- TASK TO CARRY OUT -
Gather, from the data below, each line in which the word "name" occurs.

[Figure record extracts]

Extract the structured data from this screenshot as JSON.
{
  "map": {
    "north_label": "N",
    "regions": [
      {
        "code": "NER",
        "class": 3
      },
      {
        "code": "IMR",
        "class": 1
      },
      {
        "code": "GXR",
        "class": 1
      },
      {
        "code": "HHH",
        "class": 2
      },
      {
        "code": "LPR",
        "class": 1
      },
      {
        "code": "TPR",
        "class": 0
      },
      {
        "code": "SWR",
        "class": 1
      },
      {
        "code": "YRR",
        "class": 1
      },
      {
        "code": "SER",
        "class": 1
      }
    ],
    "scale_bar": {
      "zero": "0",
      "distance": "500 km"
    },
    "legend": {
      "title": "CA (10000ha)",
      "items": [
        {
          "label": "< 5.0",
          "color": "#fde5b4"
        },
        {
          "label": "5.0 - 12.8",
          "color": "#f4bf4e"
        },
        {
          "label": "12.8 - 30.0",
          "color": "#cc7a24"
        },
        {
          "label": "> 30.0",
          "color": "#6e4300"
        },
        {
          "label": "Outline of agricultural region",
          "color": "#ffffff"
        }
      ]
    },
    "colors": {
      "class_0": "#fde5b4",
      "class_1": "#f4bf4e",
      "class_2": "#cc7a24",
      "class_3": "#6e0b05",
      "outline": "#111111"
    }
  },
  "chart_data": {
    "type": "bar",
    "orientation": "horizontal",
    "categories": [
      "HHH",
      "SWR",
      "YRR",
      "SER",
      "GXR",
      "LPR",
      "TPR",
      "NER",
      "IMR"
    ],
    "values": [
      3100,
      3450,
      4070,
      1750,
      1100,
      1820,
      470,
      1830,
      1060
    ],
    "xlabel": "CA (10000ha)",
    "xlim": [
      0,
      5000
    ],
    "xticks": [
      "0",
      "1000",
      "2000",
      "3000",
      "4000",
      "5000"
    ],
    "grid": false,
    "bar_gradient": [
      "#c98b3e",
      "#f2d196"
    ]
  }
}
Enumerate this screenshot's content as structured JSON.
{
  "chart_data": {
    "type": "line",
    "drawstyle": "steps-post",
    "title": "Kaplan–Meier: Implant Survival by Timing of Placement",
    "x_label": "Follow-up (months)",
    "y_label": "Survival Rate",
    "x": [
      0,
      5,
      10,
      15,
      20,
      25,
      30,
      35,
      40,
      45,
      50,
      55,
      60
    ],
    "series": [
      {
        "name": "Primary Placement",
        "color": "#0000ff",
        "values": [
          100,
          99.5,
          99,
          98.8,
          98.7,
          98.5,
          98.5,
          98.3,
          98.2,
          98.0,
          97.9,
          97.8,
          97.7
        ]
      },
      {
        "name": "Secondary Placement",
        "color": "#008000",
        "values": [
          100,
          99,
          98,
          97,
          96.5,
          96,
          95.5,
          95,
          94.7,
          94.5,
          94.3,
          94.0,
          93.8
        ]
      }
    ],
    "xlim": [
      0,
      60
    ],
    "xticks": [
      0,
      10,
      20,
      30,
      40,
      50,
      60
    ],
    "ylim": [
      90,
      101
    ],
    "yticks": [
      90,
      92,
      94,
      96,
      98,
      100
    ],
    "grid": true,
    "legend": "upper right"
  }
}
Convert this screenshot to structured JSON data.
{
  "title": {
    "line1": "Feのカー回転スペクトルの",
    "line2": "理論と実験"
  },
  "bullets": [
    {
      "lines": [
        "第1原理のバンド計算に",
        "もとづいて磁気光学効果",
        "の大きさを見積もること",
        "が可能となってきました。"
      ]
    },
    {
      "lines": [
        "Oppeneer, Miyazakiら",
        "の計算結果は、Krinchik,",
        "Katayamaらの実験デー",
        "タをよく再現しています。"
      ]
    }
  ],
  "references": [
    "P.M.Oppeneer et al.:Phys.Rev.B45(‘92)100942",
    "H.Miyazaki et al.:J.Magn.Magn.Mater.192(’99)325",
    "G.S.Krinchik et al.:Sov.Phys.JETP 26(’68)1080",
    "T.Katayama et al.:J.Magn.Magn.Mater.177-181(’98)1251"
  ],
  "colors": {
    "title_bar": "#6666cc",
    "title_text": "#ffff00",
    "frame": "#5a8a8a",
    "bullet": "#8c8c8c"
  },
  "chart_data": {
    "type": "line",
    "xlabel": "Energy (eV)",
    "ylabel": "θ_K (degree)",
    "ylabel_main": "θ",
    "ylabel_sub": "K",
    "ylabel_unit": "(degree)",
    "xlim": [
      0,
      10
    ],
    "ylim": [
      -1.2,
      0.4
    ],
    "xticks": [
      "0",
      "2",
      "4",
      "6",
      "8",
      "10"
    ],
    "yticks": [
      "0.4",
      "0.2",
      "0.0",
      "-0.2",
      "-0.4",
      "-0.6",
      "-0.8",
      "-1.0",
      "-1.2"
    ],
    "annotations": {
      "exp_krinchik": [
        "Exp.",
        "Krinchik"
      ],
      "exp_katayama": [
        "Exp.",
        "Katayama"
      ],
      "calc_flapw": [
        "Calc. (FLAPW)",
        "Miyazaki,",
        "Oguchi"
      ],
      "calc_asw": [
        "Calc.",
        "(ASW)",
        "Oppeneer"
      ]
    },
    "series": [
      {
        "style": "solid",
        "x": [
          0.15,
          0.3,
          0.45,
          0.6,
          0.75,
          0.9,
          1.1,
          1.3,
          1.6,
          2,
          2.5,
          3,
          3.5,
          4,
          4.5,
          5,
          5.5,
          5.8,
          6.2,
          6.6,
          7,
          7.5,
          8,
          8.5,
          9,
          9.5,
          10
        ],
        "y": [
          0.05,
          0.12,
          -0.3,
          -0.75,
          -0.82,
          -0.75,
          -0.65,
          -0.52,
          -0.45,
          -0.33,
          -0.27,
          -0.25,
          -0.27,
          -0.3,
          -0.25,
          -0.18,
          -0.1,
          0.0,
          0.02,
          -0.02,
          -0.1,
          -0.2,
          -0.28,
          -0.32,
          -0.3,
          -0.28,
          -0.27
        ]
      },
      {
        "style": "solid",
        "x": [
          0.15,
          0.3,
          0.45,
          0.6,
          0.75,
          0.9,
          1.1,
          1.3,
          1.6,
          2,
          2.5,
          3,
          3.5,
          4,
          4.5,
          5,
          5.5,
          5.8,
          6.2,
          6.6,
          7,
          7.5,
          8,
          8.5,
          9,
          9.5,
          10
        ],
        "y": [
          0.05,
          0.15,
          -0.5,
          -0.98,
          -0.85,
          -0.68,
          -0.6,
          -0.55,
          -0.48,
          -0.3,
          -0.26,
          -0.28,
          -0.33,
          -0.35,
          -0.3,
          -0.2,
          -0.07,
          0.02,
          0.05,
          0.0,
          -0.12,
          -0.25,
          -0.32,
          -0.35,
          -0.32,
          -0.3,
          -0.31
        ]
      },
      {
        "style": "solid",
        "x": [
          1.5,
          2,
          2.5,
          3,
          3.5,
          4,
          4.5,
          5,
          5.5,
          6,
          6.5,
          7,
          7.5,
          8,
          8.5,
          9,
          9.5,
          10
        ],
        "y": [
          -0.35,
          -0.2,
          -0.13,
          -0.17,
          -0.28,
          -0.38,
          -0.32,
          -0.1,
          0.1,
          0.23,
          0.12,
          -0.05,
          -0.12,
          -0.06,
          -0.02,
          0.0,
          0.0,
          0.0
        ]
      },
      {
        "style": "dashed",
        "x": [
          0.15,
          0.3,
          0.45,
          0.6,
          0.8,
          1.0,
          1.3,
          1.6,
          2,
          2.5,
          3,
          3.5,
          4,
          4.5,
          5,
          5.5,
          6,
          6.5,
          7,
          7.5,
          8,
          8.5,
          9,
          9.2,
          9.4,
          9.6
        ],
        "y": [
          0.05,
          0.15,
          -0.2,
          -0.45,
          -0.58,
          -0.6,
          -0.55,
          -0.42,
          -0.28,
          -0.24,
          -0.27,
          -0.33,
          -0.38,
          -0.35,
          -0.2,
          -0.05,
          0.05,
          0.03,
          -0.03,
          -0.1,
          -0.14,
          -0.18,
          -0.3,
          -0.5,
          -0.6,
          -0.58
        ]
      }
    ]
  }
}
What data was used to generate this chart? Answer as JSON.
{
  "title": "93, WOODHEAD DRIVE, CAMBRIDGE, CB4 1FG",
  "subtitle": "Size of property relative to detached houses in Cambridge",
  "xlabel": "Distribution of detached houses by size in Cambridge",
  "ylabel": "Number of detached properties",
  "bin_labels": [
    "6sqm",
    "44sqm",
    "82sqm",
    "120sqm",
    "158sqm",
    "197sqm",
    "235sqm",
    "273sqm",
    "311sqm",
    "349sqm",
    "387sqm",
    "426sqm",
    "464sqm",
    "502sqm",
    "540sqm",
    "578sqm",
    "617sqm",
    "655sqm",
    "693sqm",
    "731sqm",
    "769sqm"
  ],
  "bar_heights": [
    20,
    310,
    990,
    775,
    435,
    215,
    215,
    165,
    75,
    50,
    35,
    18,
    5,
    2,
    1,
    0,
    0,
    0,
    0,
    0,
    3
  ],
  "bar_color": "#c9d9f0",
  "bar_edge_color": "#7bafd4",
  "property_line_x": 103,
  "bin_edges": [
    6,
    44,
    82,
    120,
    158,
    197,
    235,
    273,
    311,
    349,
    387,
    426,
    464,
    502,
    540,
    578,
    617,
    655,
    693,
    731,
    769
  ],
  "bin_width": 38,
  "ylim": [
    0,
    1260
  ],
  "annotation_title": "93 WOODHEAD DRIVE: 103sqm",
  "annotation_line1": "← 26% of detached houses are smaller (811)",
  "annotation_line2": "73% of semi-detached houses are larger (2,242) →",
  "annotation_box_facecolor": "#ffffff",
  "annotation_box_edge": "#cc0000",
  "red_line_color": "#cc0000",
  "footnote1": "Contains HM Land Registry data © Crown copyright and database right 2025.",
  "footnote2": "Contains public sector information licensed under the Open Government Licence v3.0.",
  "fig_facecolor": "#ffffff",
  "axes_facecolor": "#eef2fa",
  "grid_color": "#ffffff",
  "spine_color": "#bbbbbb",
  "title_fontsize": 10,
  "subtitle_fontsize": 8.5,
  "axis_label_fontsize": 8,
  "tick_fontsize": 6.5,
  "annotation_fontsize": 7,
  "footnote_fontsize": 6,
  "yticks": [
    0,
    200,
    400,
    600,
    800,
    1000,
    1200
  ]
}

- ANSWER BELOW -
        "name": "Primary Placement",
        "name": "Secondary Placement",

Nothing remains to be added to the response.